* STATED GOAL
Of all the lines in the records, how many hold the word "JSON"? Answer with the number only.

### RECORD EXCERPTS ###

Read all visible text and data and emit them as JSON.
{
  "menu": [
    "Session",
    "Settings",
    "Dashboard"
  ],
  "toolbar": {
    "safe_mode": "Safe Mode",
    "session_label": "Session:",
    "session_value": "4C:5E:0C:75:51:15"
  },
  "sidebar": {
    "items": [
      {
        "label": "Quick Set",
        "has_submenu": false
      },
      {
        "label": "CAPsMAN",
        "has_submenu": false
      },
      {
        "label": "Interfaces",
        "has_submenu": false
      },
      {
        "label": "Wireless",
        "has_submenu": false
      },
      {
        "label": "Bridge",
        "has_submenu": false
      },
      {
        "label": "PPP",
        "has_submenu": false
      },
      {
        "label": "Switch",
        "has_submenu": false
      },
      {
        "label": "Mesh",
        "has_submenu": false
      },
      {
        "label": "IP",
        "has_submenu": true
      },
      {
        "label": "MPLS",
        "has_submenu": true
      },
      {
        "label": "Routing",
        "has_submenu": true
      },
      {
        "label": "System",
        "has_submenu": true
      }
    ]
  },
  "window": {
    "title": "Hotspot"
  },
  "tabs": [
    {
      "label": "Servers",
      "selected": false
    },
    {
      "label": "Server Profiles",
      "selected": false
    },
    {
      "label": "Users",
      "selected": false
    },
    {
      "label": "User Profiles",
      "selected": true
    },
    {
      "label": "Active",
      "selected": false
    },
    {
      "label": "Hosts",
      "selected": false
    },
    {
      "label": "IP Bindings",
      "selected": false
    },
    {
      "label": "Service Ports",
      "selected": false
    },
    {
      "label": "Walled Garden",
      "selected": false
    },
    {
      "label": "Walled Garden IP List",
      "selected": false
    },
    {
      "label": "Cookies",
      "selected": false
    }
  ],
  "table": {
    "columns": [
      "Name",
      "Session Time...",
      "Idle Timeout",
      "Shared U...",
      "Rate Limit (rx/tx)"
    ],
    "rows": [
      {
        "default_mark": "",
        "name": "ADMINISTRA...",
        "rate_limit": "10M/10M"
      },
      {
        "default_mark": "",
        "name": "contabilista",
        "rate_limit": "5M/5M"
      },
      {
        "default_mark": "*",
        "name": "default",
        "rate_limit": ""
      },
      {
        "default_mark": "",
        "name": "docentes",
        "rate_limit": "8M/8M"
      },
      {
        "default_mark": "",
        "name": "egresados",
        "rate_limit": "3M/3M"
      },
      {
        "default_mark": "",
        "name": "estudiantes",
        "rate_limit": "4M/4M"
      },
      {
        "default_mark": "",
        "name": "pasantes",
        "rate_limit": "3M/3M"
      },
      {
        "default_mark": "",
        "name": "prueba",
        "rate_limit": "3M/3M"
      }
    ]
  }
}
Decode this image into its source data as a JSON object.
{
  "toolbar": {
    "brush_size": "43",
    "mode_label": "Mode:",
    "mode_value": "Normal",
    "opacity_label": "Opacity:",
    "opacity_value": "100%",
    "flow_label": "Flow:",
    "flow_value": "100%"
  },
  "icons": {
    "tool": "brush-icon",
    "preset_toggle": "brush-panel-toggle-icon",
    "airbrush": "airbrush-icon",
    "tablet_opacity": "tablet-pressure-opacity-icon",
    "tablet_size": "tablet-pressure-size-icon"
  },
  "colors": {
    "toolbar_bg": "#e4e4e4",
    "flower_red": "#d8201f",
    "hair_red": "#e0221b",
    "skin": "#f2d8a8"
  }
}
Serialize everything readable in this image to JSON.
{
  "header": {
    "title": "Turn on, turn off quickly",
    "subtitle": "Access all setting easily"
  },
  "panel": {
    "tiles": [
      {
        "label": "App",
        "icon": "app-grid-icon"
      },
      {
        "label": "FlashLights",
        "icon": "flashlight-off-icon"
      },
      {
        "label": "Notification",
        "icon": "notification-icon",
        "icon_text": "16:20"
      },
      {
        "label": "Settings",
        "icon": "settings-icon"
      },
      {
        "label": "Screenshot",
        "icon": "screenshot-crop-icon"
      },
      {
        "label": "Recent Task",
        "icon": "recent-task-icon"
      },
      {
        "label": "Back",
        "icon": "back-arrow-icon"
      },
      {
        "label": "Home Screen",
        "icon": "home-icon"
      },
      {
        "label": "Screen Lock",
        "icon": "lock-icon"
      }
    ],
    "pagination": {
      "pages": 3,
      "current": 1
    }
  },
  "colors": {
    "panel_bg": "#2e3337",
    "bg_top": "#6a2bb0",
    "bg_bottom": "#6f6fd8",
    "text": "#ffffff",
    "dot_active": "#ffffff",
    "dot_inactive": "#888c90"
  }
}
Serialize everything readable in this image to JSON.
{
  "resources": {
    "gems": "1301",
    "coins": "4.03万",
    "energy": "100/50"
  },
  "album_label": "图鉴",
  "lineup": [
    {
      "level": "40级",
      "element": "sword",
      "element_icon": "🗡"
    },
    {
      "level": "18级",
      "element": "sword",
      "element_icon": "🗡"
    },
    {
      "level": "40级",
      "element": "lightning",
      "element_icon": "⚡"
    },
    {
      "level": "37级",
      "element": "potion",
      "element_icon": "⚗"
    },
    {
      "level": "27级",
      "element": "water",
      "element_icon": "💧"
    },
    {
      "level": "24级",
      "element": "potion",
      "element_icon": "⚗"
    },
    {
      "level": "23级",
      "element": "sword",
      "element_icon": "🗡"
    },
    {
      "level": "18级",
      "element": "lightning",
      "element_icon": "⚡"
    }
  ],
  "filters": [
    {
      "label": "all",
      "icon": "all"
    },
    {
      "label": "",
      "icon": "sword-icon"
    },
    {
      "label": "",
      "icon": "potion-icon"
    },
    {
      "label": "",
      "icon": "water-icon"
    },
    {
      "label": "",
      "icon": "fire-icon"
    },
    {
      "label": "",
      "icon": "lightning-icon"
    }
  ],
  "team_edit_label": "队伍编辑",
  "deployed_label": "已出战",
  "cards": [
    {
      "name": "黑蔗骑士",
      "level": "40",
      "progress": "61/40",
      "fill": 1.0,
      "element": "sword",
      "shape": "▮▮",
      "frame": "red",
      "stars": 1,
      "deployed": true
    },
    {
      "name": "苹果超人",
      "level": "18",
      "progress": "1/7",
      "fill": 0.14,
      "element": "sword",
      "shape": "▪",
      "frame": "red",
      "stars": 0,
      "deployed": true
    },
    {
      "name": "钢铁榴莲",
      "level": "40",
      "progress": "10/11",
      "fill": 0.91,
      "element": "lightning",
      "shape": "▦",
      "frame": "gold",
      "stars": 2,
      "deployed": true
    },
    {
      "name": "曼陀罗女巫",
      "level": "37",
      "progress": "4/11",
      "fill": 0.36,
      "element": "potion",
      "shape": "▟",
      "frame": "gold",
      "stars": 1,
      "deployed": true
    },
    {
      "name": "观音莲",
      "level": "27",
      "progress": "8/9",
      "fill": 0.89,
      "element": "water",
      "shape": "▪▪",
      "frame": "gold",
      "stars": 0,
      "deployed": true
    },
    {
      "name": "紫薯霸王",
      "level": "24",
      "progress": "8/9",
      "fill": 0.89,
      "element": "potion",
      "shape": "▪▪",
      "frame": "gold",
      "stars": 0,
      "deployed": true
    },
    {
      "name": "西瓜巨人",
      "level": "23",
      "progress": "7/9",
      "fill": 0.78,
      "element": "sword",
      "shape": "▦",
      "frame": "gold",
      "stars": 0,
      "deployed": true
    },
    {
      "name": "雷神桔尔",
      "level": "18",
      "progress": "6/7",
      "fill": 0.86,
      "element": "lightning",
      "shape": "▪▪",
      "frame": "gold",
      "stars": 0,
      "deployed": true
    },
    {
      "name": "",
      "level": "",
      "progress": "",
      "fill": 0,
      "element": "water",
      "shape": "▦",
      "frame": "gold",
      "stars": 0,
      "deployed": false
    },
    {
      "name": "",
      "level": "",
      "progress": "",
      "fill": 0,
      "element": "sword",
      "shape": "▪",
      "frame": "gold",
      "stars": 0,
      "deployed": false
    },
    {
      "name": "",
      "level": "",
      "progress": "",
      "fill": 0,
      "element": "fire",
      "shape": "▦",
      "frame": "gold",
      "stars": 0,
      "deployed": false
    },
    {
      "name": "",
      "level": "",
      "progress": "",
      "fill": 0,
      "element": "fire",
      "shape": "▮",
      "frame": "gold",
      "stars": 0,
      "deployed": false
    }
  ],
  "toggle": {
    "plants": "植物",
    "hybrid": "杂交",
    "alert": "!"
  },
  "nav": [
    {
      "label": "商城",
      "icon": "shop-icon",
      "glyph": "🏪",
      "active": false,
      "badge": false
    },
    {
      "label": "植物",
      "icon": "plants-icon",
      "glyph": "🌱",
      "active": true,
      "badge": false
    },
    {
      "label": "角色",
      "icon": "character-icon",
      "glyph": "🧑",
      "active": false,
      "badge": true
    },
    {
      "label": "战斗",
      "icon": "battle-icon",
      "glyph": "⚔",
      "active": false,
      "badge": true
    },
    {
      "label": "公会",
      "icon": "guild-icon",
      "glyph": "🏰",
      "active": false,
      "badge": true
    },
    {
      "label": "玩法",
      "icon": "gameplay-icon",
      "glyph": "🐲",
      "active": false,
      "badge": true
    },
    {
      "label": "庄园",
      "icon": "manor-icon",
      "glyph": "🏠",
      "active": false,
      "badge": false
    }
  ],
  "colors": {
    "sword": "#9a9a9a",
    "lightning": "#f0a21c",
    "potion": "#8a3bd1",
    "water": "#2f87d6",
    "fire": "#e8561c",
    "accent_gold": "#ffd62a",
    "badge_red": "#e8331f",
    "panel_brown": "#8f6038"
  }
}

###

* COMPLETE OUTPUT
4